--- Begin ---

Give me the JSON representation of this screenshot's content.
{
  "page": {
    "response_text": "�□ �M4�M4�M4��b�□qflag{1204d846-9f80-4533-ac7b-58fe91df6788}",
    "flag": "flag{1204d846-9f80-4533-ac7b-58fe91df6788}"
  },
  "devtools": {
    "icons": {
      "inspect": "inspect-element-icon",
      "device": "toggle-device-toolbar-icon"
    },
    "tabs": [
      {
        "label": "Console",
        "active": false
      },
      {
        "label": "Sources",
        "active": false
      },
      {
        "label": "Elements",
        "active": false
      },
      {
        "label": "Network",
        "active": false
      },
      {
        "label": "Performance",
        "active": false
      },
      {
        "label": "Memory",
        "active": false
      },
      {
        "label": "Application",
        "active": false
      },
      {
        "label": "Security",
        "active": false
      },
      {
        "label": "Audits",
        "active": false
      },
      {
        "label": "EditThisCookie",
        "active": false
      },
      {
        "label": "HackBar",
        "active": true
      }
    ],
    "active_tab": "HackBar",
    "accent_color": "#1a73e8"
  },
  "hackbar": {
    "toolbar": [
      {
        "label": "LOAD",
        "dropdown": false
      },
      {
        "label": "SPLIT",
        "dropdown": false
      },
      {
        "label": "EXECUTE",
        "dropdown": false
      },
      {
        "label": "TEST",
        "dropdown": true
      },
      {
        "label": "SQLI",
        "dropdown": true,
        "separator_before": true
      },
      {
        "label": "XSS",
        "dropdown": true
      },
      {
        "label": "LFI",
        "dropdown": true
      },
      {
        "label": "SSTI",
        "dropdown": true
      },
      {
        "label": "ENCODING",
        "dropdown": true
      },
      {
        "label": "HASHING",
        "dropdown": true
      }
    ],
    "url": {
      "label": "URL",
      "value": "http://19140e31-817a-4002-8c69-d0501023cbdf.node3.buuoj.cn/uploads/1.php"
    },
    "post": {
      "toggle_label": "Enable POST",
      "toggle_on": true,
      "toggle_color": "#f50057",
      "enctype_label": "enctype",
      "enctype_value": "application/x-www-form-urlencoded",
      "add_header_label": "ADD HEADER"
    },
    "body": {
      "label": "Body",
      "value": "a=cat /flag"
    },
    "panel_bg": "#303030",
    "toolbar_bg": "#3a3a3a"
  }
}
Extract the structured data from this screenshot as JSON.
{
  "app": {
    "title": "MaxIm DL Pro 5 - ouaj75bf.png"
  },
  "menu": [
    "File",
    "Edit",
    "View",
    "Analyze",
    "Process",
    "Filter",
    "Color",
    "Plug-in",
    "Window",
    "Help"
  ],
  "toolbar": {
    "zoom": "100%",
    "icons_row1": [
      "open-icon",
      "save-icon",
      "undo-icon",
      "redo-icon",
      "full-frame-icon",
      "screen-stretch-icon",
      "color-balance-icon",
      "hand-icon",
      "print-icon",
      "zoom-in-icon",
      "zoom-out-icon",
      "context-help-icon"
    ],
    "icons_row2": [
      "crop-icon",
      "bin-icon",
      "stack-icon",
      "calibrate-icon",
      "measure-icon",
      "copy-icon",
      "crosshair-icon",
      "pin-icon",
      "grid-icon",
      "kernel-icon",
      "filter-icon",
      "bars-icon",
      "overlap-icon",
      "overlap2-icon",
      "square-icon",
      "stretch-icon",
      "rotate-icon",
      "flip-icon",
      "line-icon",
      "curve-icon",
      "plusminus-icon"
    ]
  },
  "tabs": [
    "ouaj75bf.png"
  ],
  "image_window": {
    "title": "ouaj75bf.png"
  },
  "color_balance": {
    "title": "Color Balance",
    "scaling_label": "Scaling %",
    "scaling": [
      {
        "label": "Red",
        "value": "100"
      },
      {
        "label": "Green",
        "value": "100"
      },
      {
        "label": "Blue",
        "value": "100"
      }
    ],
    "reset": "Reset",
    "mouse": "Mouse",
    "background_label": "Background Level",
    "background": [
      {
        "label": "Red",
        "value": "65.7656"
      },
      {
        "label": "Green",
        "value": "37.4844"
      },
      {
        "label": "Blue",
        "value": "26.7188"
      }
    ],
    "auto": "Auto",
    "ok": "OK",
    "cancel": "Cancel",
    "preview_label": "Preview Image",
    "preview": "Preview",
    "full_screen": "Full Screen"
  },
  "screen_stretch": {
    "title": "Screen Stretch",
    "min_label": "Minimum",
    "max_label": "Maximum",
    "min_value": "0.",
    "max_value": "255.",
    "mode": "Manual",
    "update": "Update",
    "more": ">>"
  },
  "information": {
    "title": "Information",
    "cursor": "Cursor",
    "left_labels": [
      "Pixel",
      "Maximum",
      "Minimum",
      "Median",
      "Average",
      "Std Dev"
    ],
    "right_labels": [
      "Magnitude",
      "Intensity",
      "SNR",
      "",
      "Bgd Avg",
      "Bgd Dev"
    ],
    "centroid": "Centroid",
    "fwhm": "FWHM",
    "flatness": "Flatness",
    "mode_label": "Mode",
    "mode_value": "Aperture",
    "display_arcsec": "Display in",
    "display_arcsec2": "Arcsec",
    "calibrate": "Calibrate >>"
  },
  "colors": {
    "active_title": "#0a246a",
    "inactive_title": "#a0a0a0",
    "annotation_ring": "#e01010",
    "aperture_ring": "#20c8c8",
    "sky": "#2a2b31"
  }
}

--- End ---

### Set task
Write out all of the records once more, exactly.

### Result of this task
Give me the JSON representation of this screenshot's content.
{
  "page": {
    "response_text": "�□ �M4�M4�M4��b�□qflag{1204d846-9f80-4533-ac7b-58fe91df6788}",
    "flag": "flag{1204d846-9f80-4533-ac7b-58fe91df6788}"
  },
  "devtools": {
    "icons": {
      "inspect": "inspect-element-icon",
      "device": "toggle-device-toolbar-icon"
    },
    "tabs": [
      {
        "label": "Console",
        "active": false
      },
      {
        "label": "Sources",
        "active": false
      },
      {
        "label": "Elements",
        "active": false
      },
      {
        "label": "Network",
        "active": false
      },
      {
        "label": "Performance",
        "active": false
      },
      {
        "label": "Memory",
        "active": false
      },
      {
        "label": "Application",
        "active": false
      },
      {
        "label": "Security",
        "active": false
      },
      {
        "label": "Audits",
        "active": false
      },
      {
        "label": "EditThisCookie",
        "active": false
      },
      {
        "label": "HackBar",
        "active": true
      }
    ],
    "active_tab": "HackBar",
    "accent_color": "#1a73e8"
  },
  "hackbar": {
    "toolbar": [
      {
        "label": "LOAD",
        "dropdown": false
      },
      {
        "label": "SPLIT",
        "dropdown": false
      },
      {
        "label": "EXECUTE",
        "dropdown": false
      },
      {
        "label": "TEST",
        "dropdown": true
      },
      {
        "label": "SQLI",
        "dropdown": true,
        "separator_before": true
      },
      {
        "label": "XSS",
        "dropdown": true
      },
      {
        "label": "LFI",
        "dropdown": true
      },
      {
        "label": "SSTI",
        "dropdown": true
      },
      {
        "label": "ENCODING",
        "dropdown": true
      },
      {
        "label": "HASHING",
        "dropdown": true
      }
    ],
    "url": {
      "label": "URL",
      "value": "http://19140e31-817a-4002-8c69-d0501023cbdf.node3.buuoj.cn/uploads/1.php"
    },
    "post": {
      "toggle_label": "Enable POST",
      "toggle_on": true,
      "toggle_color": "#f50057",
      "enctype_label": "enctype",
      "enctype_value": "application/x-www-form-urlencoded",
      "add_header_label": "ADD HEADER"
    },
    "body": {
      "label": "Body",
      "value": "a=cat /flag"
    },
    "panel_bg": "#303030",
    "toolbar_bg": "#3a3a3a"
  }
}
Extract the structured data from this screenshot as JSON.
{
  "app": {
    "title": "MaxIm DL Pro 5 - ouaj75bf.png"
  },
  "menu": [
    "File",
    "Edit",
    "View",
    "Analyze",
    "Process",
    "Filter",
    "Color",
    "Plug-in",
    "Window",
    "Help"
  ],
  "toolbar": {
    "zoom": "100%",
    "icons_row1": [
      "open-icon",
      "save-icon",
      "undo-icon",
      "redo-icon",
      "full-frame-icon",
      "screen-stretch-icon",
      "color-balance-icon",
      "hand-icon",
      "print-icon",
      "zoom-in-icon",
      "zoom-out-icon",
      "context-help-icon"
    ],
    "icons_row2": [
      "crop-icon",
      "bin-icon",
      "stack-icon",
      "calibrate-icon",
      "measure-icon",
      "copy-icon",
      "crosshair-icon",
      "pin-icon",
      "grid-icon",
      "kernel-icon",
      "filter-icon",
      "bars-icon",
      "overlap-icon",
      "overlap2-icon",
      "square-icon",
      "stretch-icon",
      "rotate-icon",
      "flip-icon",
      "line-icon",
      "curve-icon",
      "plusminus-icon"
    ]
  },
  "tabs": [
    "ouaj75bf.png"
  ],
  "image_window": {
    "title": "ouaj75bf.png"
  },
  "color_balance": {
    "title": "Color Balance",
    "scaling_label": "Scaling %",
    "scaling": [
      {
        "label": "Red",
        "value": "100"
      },
      {
        "label": "Green",
        "value": "100"
      },
      {
        "label": "Blue",
        "value": "100"
      }
    ],
    "reset": "Reset",
    "mouse": "Mouse",
    "background_label": "Background Level",
    "background": [
      {
        "label": "Red",
        "value": "65.7656"
      },
      {
        "label": "Green",
        "value": "37.4844"
      },
      {
        "label": "Blue",
        "value": "26.7188"
      }
    ],
    "auto": "Auto",
    "ok": "OK",
    "cancel": "Cancel",
    "preview_label": "Preview Image",
    "preview": "Preview",
    "full_screen": "Full Screen"
  },
  "screen_stretch": {
    "title": "Screen Stretch",
    "min_label": "Minimum",
    "max_label": "Maximum",
    "min_value": "0.",
    "max_value": "255.",
    "mode": "Manual",
    "update": "Update",
    "more": ">>"
  },
  "information": {
    "title": "Information",
    "cursor": "Cursor",
    "left_labels": [
      "Pixel",
      "Maximum",
      "Minimum",
      "Median",
      "Average",
      "Std Dev"
    ],
    "right_labels": [
      "Magnitude",
      "Intensity",
      "SNR",
      "",
      "Bgd Avg",
      "Bgd Dev"
    ],
    "centroid": "Centroid",
    "fwhm": "FWHM",
    "flatness": "Flatness",
    "mode_label": "Mode",
    "mode_value": "Aperture",
    "display_arcsec": "Display in",
    "display_arcsec2": "Arcsec",
    "calibrate": "Calibrate >>"
  },
  "colors": {
    "active_title": "#0a246a",
    "inactive_title": "#a0a0a0",
    "annotation_ring": "#e01010",
    "aperture_ring": "#20c8c8",
    "sky": "#2a2b31"
  }
}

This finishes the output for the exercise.